▶ _GOAL OF THE EXERCISE_:
Restate each line word for word. Leave out every picture.

▶ _INPUT_:
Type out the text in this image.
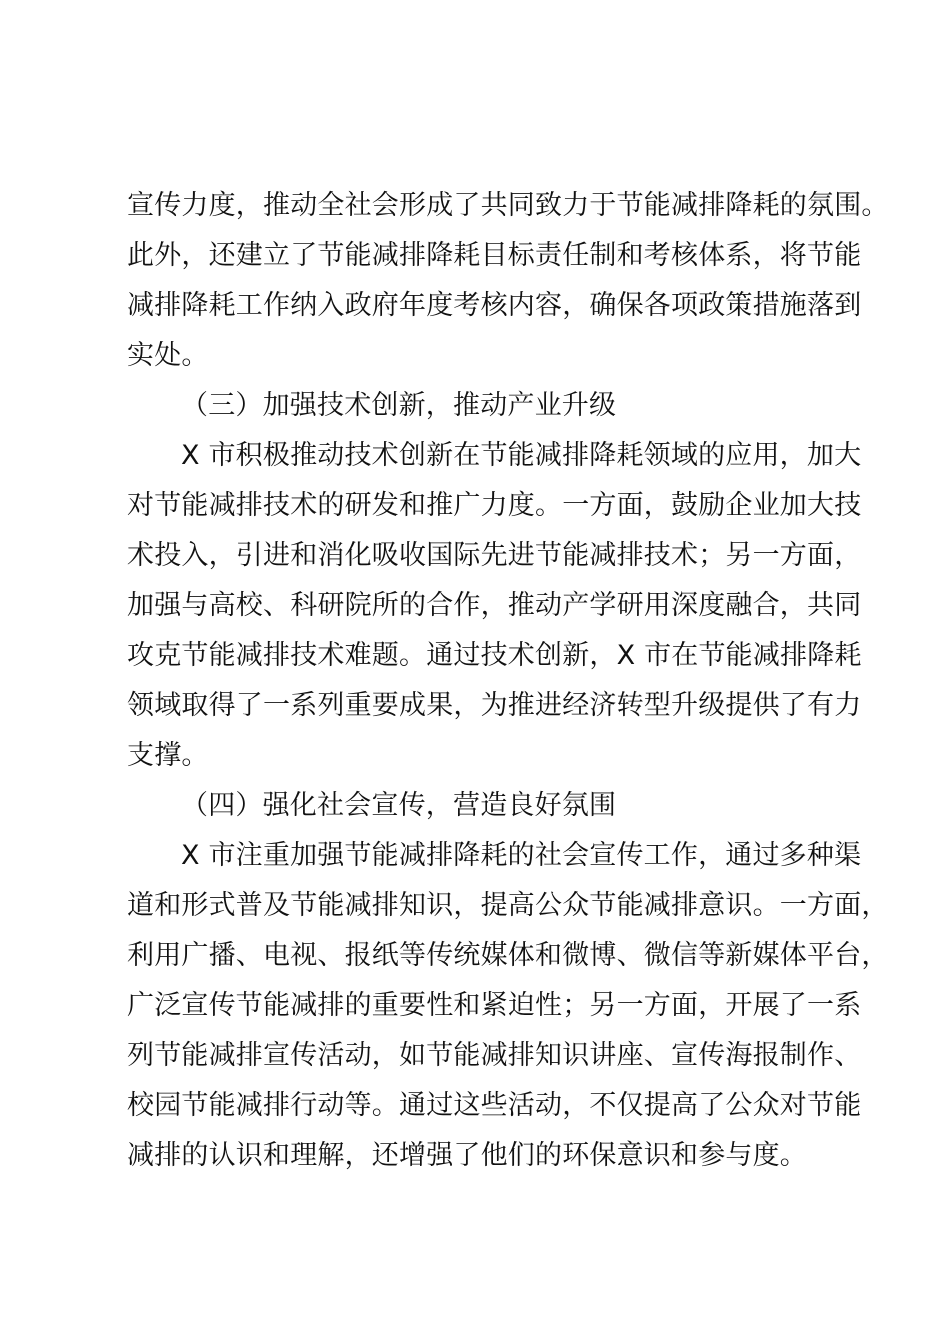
宣传力度，推动全社会形成了共同致力于节能减排降耗的氛围。
此外，还建立了节能减排降耗目标责任制和考核体系，将节能
减排降耗工作纳入政府年度考核内容，确保各项政策措施落到
实处。
（三）加强技术创新，推动产业升级
X 市积极推动技术创新在节能减排降耗领域的应用，加大
对节能减排技术的研发和推广力度。一方面，鼓励企业加大技
术投入，引进和消化吸收国际先进节能减排技术；另一方面，
加强与高校、科研院所的合作，推动产学研用深度融合，共同
攻克节能减排技术难题。通过技术创新，X 市在节能减排降耗
领域取得了一系列重要成果，为推进经济转型升级提供了有力
支撑。
（四）强化社会宣传，营造良好氛围
X 市注重加强节能减排降耗的社会宣传工作，通过多种渠
道和形式普及节能减排知识，提高公众节能减排意识。一方面，
利用广播、电视、报纸等传统媒体和微博、微信等新媒体平台，
广泛宣传节能减排的重要性和紧迫性；另一方面，开展了一系
列节能减排宣传活动，如节能减排知识讲座、宣传海报制作、
校园节能减排行动等。通过这些活动，不仅提高了公众对节能
减排的认识和理解，还增强了他们的环保意识和参与度。
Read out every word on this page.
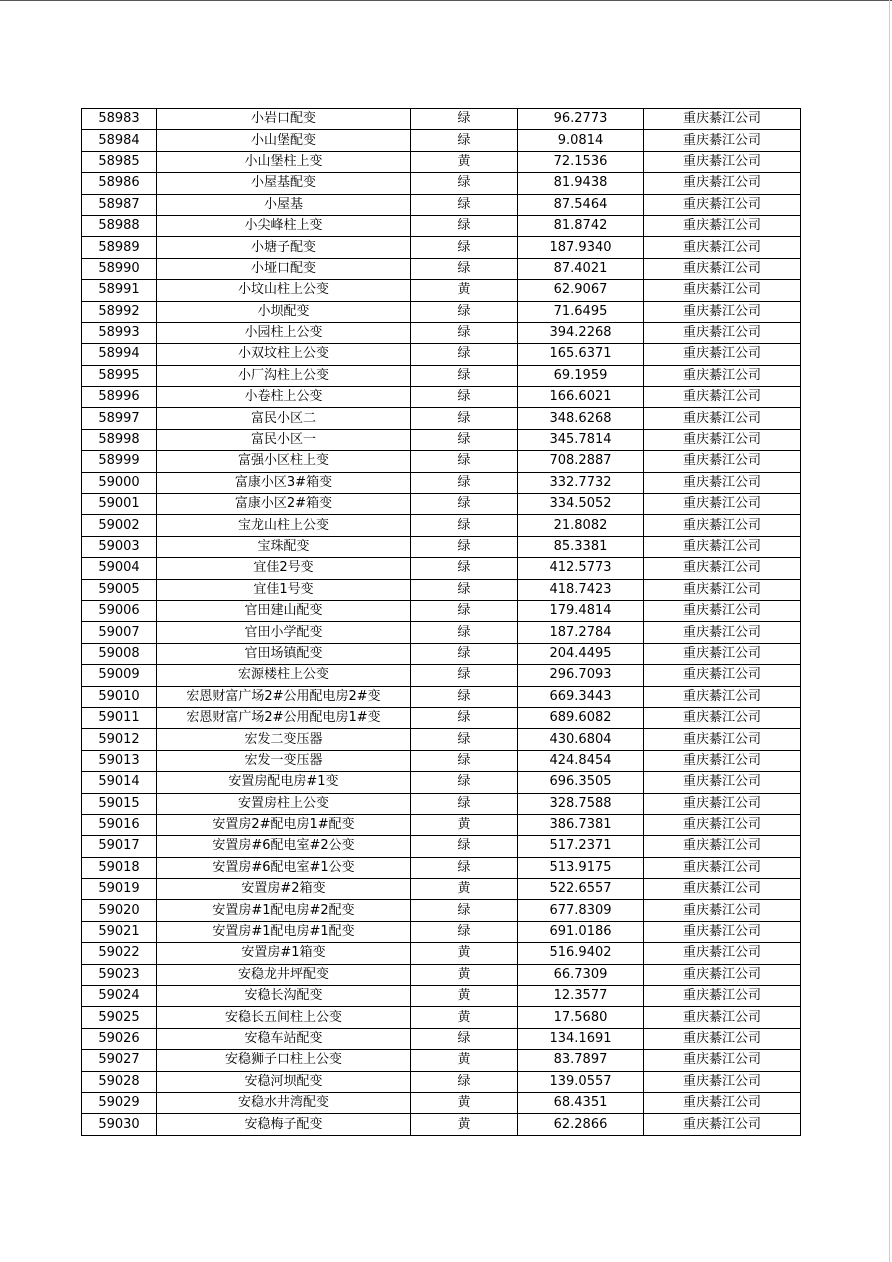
58983	小岩口配变	绿	96.2773	重庆綦江公司
58984	小山堡配变	绿	9.0814	重庆綦江公司
58985	小山堡柱上变	黄	72.1536	重庆綦江公司
58986	小屋基配变	绿	81.9438	重庆綦江公司
58987	小屋基	绿	87.5464	重庆綦江公司
58988	小尖峰柱上变	绿	81.8742	重庆綦江公司
58989	小塘子配变	绿	187.9340	重庆綦江公司
58990	小垭口配变	绿	87.4021	重庆綦江公司
58991	小坟山柱上公变	黄	62.9067	重庆綦江公司
58992	小坝配变	绿	71.6495	重庆綦江公司
58993	小园柱上公变	绿	394.2268	重庆綦江公司
58994	小双坟柱上公变	绿	165.6371	重庆綦江公司
58995	小厂沟柱上公变	绿	69.1959	重庆綦江公司
58996	小卷柱上公变	绿	166.6021	重庆綦江公司
58997	富民小区二	绿	348.6268	重庆綦江公司
58998	富民小区一	绿	345.7814	重庆綦江公司
58999	富强小区柱上变	绿	708.2887	重庆綦江公司
59000	富康小区3#箱变	绿	332.7732	重庆綦江公司
59001	富康小区2#箱变	绿	334.5052	重庆綦江公司
59002	宝龙山柱上公变	绿	21.8082	重庆綦江公司
59003	宝珠配变	绿	85.3381	重庆綦江公司
59004	宜佳2号变	绿	412.5773	重庆綦江公司
59005	宜佳1号变	绿	418.7423	重庆綦江公司
59006	官田建山配变	绿	179.4814	重庆綦江公司
59007	官田小学配变	绿	187.2784	重庆綦江公司
59008	官田场镇配变	绿	204.4495	重庆綦江公司
59009	宏源楼柱上公变	绿	296.7093	重庆綦江公司
59010	宏恩财富广场2#公用配电房2#变	绿	669.3443	重庆綦江公司
59011	宏恩财富广场2#公用配电房1#变	绿	689.6082	重庆綦江公司
59012	宏发二变压器	绿	430.6804	重庆綦江公司
59013	宏发一变压器	绿	424.8454	重庆綦江公司
59014	安置房配电房#1变	绿	696.3505	重庆綦江公司
59015	安置房柱上公变	绿	328.7588	重庆綦江公司
59016	安置房2#配电房1#配变	黄	386.7381	重庆綦江公司
59017	安置房#6配电室#2公变	绿	517.2371	重庆綦江公司
59018	安置房#6配电室#1公变	绿	513.9175	重庆綦江公司
59019	安置房#2箱变	黄	522.6557	重庆綦江公司
59020	安置房#1配电房#2配变	绿	677.8309	重庆綦江公司
59021	安置房#1配电房#1配变	绿	691.0186	重庆綦江公司
59022	安置房#1箱变	黄	516.9402	重庆綦江公司
59023	安稳龙井坪配变	黄	66.7309	重庆綦江公司
59024	安稳长沟配变	黄	12.3577	重庆綦江公司
59025	安稳长五间柱上公变	黄	17.5680	重庆綦江公司
59026	安稳车站配变	绿	134.1691	重庆綦江公司
59027	安稳狮子口柱上公变	黄	83.7897	重庆綦江公司
59028	安稳河坝配变	绿	139.0557	重庆綦江公司
59029	安稳水井湾配变	黄	68.4351	重庆綦江公司
59030	安稳梅子配变	黄	62.2866	重庆綦江公司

▶ _SOLUTION_:
Type out the text in this image.
宣传力度，推动全社会形成了共同致力于节能减排降耗的氛围。
此外，还建立了节能减排降耗目标责任制和考核体系，将节能
减排降耗工作纳入政府年度考核内容，确保各项政策措施落到
实处。
（三）加强技术创新，推动产业升级
X 市积极推动技术创新在节能减排降耗领域的应用，加大
对节能减排技术的研发和推广力度。一方面，鼓励企业加大技
术投入，引进和消化吸收国际先进节能减排技术；另一方面，
加强与高校、科研院所的合作，推动产学研用深度融合，共同
攻克节能减排技术难题。通过技术创新，X 市在节能减排降耗
领域取得了一系列重要成果，为推进经济转型升级提供了有力
支撑。
（四）强化社会宣传，营造良好氛围
X 市注重加强节能减排降耗的社会宣传工作，通过多种渠
道和形式普及节能减排知识，提高公众节能减排意识。一方面，
利用广播、电视、报纸等传统媒体和微博、微信等新媒体平台，
广泛宣传节能减排的重要性和紧迫性；另一方面，开展了一系
列节能减排宣传活动，如节能减排知识讲座、宣传海报制作、
校园节能减排行动等。通过这些活动，不仅提高了公众对节能
减排的认识和理解，还增强了他们的环保意识和参与度。
Read out every word on this page.
58983	小岩口配变	绿	96.2773	重庆綦江公司
58984	小山堡配变	绿	9.0814	重庆綦江公司
58985	小山堡柱上变	黄	72.1536	重庆綦江公司
58986	小屋基配变	绿	81.9438	重庆綦江公司
58987	小屋基	绿	87.5464	重庆綦江公司
58988	小尖峰柱上变	绿	81.8742	重庆綦江公司
58989	小塘子配变	绿	187.9340	重庆綦江公司
58990	小垭口配变	绿	87.4021	重庆綦江公司
58991	小坟山柱上公变	黄	62.9067	重庆綦江公司
58992	小坝配变	绿	71.6495	重庆綦江公司
58993	小园柱上公变	绿	394.2268	重庆綦江公司
58994	小双坟柱上公变	绿	165.6371	重庆綦江公司
58995	小厂沟柱上公变	绿	69.1959	重庆綦江公司
58996	小卷柱上公变	绿	166.6021	重庆綦江公司
58997	富民小区二	绿	348.6268	重庆綦江公司
58998	富民小区一	绿	345.7814	重庆綦江公司
58999	富强小区柱上变	绿	708.2887	重庆綦江公司
59000	富康小区3#箱变	绿	332.7732	重庆綦江公司
59001	富康小区2#箱变	绿	334.5052	重庆綦江公司
59002	宝龙山柱上公变	绿	21.8082	重庆綦江公司
59003	宝珠配变	绿	85.3381	重庆綦江公司
59004	宜佳2号变	绿	412.5773	重庆綦江公司
59005	宜佳1号变	绿	418.7423	重庆綦江公司
59006	官田建山配变	绿	179.4814	重庆綦江公司
59007	官田小学配变	绿	187.2784	重庆綦江公司
59008	官田场镇配变	绿	204.4495	重庆綦江公司
59009	宏源楼柱上公变	绿	296.7093	重庆綦江公司
59010	宏恩财富广场2#公用配电房2#变	绿	669.3443	重庆綦江公司
59011	宏恩财富广场2#公用配电房1#变	绿	689.6082	重庆綦江公司
59012	宏发二变压器	绿	430.6804	重庆綦江公司
59013	宏发一变压器	绿	424.8454	重庆綦江公司
59014	安置房配电房#1变	绿	696.3505	重庆綦江公司
59015	安置房柱上公变	绿	328.7588	重庆綦江公司
59016	安置房2#配电房1#配变	黄	386.7381	重庆綦江公司
59017	安置房#6配电室#2公变	绿	517.2371	重庆綦江公司
59018	安置房#6配电室#1公变	绿	513.9175	重庆綦江公司
59019	安置房#2箱变	黄	522.6557	重庆綦江公司
59020	安置房#1配电房#2配变	绿	677.8309	重庆綦江公司
59021	安置房#1配电房#1配变	绿	691.0186	重庆綦江公司
59022	安置房#1箱变	黄	516.9402	重庆綦江公司
59023	安稳龙井坪配变	黄	66.7309	重庆綦江公司
59024	安稳长沟配变	黄	12.3577	重庆綦江公司
59025	安稳长五间柱上公变	黄	17.5680	重庆綦江公司
59026	安稳车站配变	绿	134.1691	重庆綦江公司
59027	安稳狮子口柱上公变	黄	83.7897	重庆綦江公司
59028	安稳河坝配变	绿	139.0557	重庆綦江公司
59029	安稳水井湾配变	黄	68.4351	重庆綦江公司
59030	安稳梅子配变	黄	62.2866	重庆綦江公司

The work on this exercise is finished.